_SHORT TASK:_ Output all the data exactly. Pictures do not belong in the copy.

-------- DATASET RECORDS

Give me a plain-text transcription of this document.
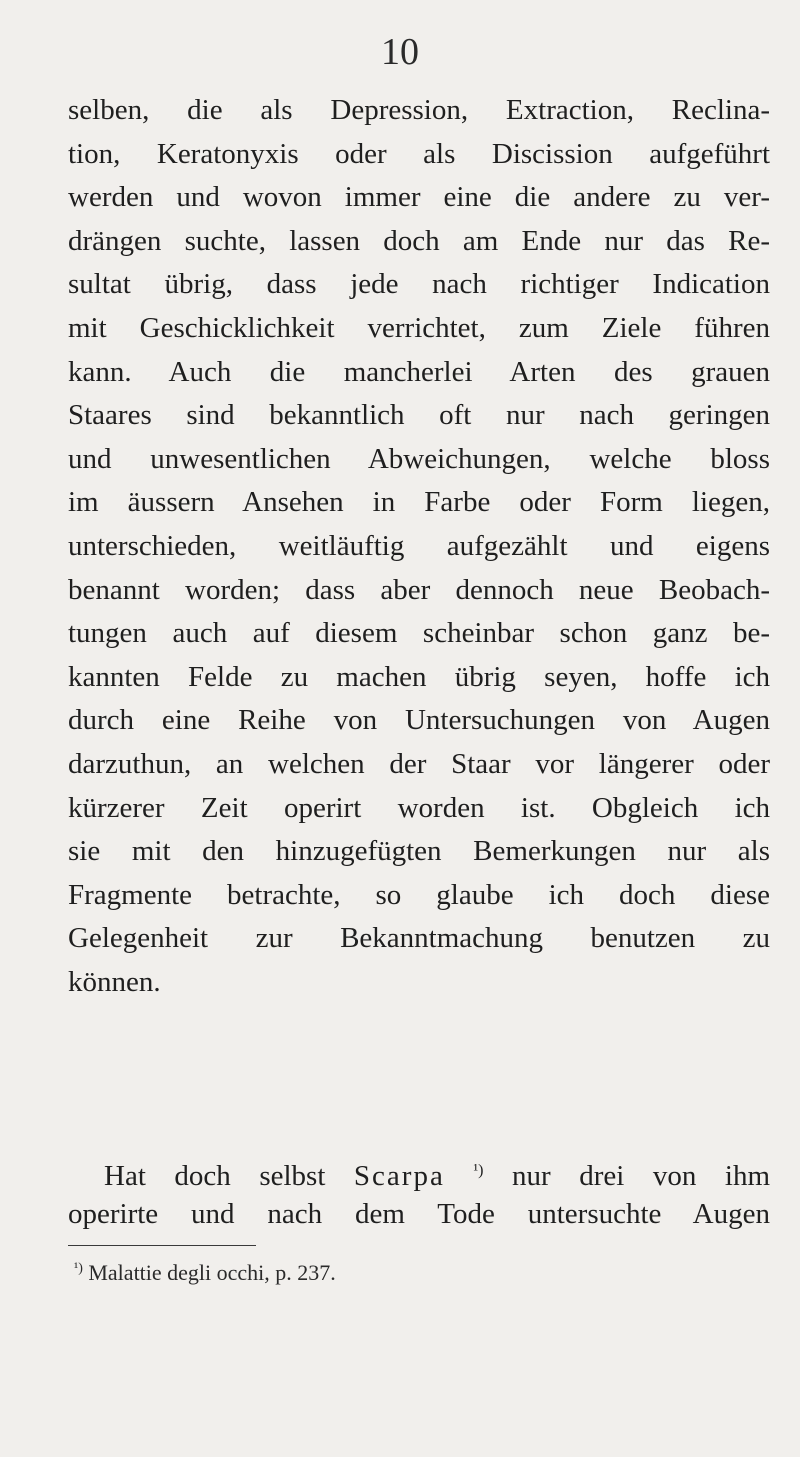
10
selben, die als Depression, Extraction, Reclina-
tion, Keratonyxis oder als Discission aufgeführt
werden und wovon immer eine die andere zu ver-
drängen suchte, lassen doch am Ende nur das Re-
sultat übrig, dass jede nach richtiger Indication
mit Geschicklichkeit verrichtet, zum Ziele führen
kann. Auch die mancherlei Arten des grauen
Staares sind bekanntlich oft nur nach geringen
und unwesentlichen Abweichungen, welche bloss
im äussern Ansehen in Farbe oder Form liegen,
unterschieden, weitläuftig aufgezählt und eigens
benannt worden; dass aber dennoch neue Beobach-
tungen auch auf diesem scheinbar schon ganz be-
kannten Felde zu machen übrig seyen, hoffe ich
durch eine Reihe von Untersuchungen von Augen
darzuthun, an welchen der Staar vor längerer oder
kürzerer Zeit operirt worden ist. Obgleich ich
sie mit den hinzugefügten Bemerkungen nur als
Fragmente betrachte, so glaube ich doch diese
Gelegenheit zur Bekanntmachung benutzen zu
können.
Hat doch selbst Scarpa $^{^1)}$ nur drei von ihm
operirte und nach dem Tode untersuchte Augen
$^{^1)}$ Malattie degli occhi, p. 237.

----------------

_RESPONSE BELOW:_
Give me a plain-text transcription of this document.
10
selben, die als Depression, Extraction, Reclina-
tion, Keratonyxis oder als Discission aufgeführt
werden und wovon immer eine die andere zu ver-
drängen suchte, lassen doch am Ende nur das Re-
sultat übrig, dass jede nach richtiger Indication
mit Geschicklichkeit verrichtet, zum Ziele führen
kann. Auch die mancherlei Arten des grauen
Staares sind bekanntlich oft nur nach geringen
und unwesentlichen Abweichungen, welche bloss
im äussern Ansehen in Farbe oder Form liegen,
unterschieden, weitläuftig aufgezählt und eigens
benannt worden; dass aber dennoch neue Beobach-
tungen auch auf diesem scheinbar schon ganz be-
kannten Felde zu machen übrig seyen, hoffe ich
durch eine Reihe von Untersuchungen von Augen
darzuthun, an welchen der Staar vor längerer oder
kürzerer Zeit operirt worden ist. Obgleich ich
sie mit den hinzugefügten Bemerkungen nur als
Fragmente betrachte, so glaube ich doch diese
Gelegenheit zur Bekanntmachung benutzen zu
können.
Hat doch selbst Scarpa $^{^1)}$ nur drei von ihm
operirte und nach dem Tode untersuchte Augen
$^{^1)}$ Malattie degli occhi, p. 237.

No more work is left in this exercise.